_Work to do_. Locate the string "text" throughout the material and copy every line in which it occurs.

######

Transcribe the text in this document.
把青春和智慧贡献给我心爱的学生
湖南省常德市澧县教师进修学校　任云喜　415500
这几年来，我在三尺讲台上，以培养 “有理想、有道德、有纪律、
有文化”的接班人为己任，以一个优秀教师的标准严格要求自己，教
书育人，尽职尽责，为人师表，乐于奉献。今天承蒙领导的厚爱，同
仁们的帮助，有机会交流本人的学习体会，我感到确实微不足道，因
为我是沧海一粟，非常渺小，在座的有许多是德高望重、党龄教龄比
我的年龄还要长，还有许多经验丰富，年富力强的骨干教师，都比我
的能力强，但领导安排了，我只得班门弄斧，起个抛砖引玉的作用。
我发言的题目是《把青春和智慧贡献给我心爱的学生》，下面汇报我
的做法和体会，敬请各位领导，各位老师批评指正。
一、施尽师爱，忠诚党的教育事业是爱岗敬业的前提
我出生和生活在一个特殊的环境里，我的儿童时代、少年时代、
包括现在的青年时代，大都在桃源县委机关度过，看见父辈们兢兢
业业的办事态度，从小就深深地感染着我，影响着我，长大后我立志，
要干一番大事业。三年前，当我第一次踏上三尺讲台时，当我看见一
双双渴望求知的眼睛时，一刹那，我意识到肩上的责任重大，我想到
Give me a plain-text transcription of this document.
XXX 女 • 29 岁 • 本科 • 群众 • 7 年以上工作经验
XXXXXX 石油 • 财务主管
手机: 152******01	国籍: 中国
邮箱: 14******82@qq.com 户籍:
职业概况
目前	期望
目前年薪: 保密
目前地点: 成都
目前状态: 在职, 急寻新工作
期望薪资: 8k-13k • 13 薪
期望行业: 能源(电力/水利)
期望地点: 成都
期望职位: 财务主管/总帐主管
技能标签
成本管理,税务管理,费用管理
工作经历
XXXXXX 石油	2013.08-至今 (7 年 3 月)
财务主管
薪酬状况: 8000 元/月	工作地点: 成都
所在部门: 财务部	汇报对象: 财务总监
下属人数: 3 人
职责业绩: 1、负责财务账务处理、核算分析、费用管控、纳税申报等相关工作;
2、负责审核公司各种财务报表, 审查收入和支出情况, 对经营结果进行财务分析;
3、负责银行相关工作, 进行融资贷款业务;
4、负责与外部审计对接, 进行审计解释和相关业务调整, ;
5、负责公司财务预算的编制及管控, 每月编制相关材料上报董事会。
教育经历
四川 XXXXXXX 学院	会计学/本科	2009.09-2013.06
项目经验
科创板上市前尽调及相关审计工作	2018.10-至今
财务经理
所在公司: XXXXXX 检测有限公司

######

_Expected answer_.
Transcribe the text in this document.
Give me a plain-text transcription of this document.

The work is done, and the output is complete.